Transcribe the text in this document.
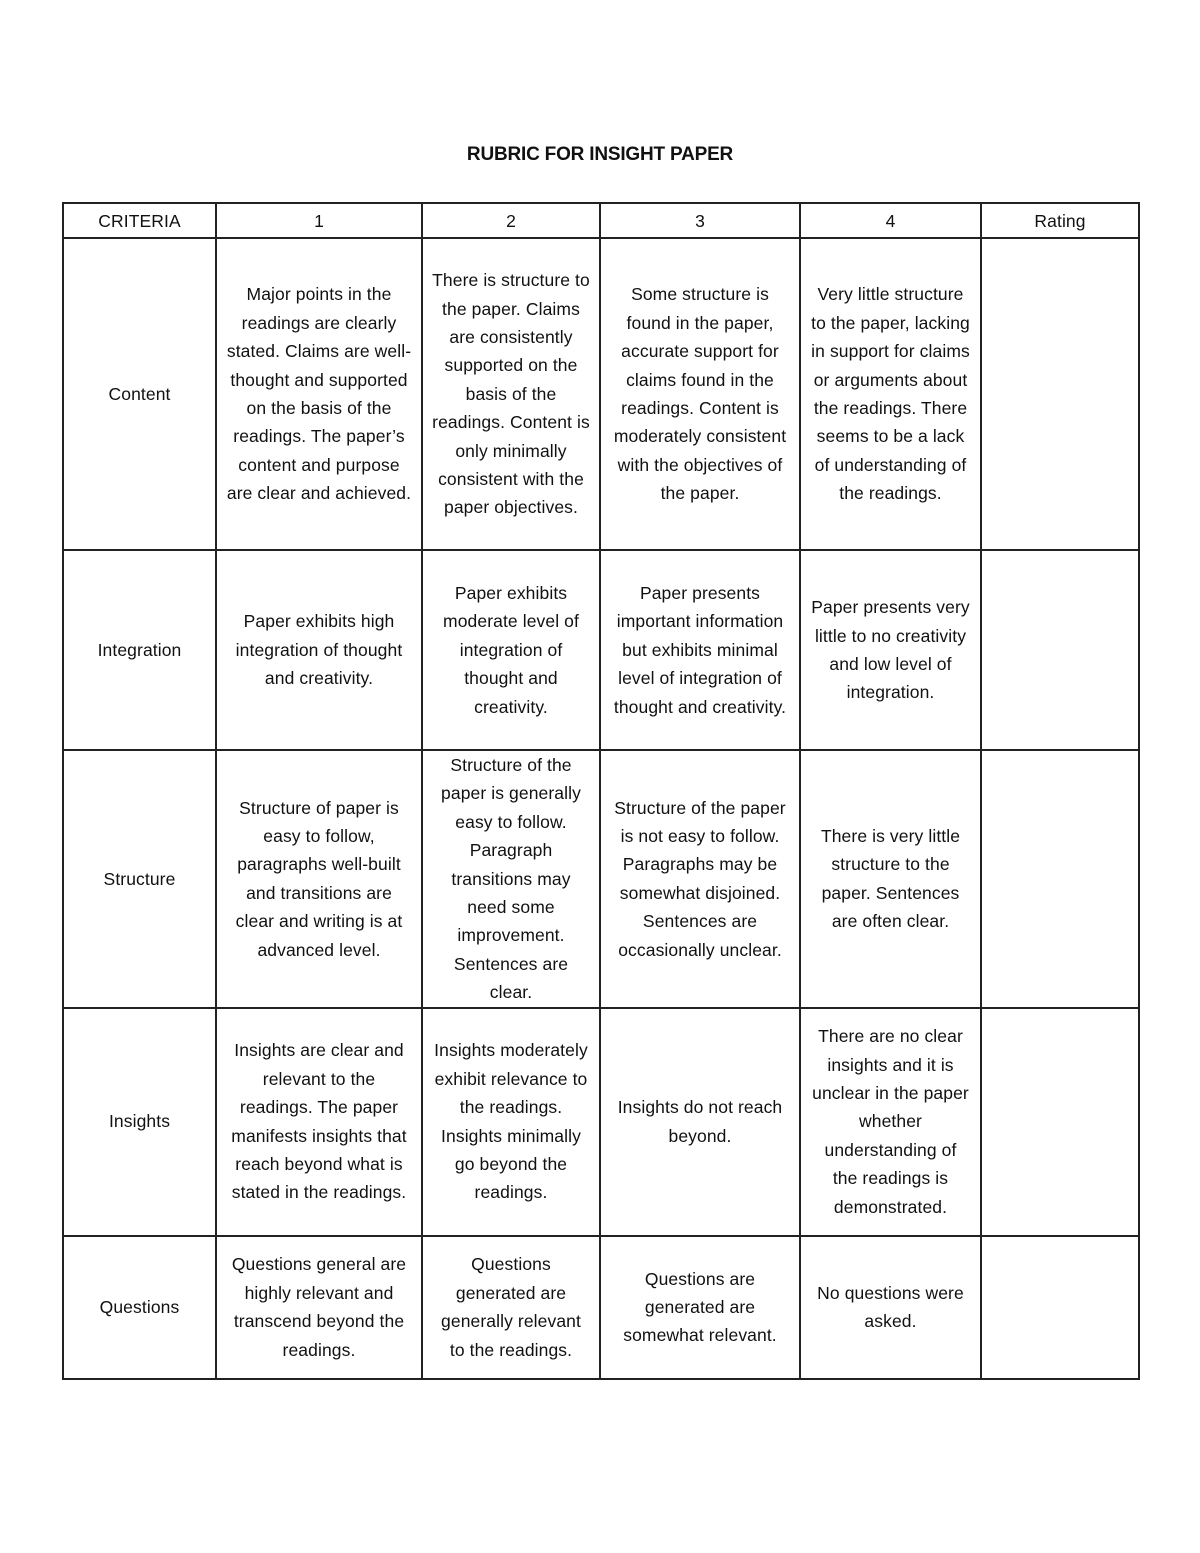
RUBRIC FOR INSIGHT PAPER
CRITERIA	1	2	3	4	Rating
Content	Major points in the readings are clearly stated. Claims are well-thought and supported on the basis of the readings. The paper’s content and purpose are clear and achieved.	There is structure to the paper. Claims are consistently supported on the basis of the readings. Content is only minimally consistent with the paper objectives.	Some structure is found in the paper, accurate support for claims found in the readings. Content is moderately consistent with the objectives of the paper.	Very little structure to the paper, lacking in support for claims or arguments about the readings. There seems to be a lack of understanding of the readings.	
Integration	Paper exhibits high integration of thought and creativity.	Paper exhibits moderate level of integration of thought and creativity.	Paper presents important information but exhibits minimal level of integration of thought and creativity.	Paper presents very little to no creativity and low level of integration.	
Structure	Structure of paper is easy to follow, paragraphs well-built and transitions are clear and writing is at advanced level.	Structure of the paper is generally easy to follow. Paragraph transitions may need some improvement. Sentences are clear.	Structure of the paper is not easy to follow. Paragraphs may be somewhat disjoined. Sentences are occasionally unclear.	There is very little structure to the paper. Sentences are often clear.	
Insights	Insights are clear and relevant to the readings. The paper manifests insights that reach beyond what is stated in the readings.	Insights moderately exhibit relevance to the readings. Insights minimally go beyond the readings.	Insights do not reach beyond.	There are no clear insights and it is unclear in the paper whether understanding of the readings is demonstrated.	
Questions	Questions general are highly relevant and transcend beyond the readings.	Questions generated are generally relevant to the readings.	Questions are generated are somewhat relevant.	No questions were asked.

=== REQUIRED TASK ===
Using the entries above, return each line in which the word "generally" occurs.

=== EXERCISE ANSWER ===
Structure	Structure of paper is easy to follow, paragraphs well-built and transitions are clear and writing is at advanced level.	Structure of the paper is generally easy to follow. Paragraph transitions may need some improvement. Sentences are clear.	Structure of the paper is not easy to follow. Paragraphs may be somewhat disjoined. Sentences are occasionally unclear.	There is very little structure to the paper. Sentences are often clear.	
Questions	Questions general are highly relevant and transcend beyond the readings.	Questions generated are generally relevant to the readings.	Questions are generated are somewhat relevant.	No questions were asked.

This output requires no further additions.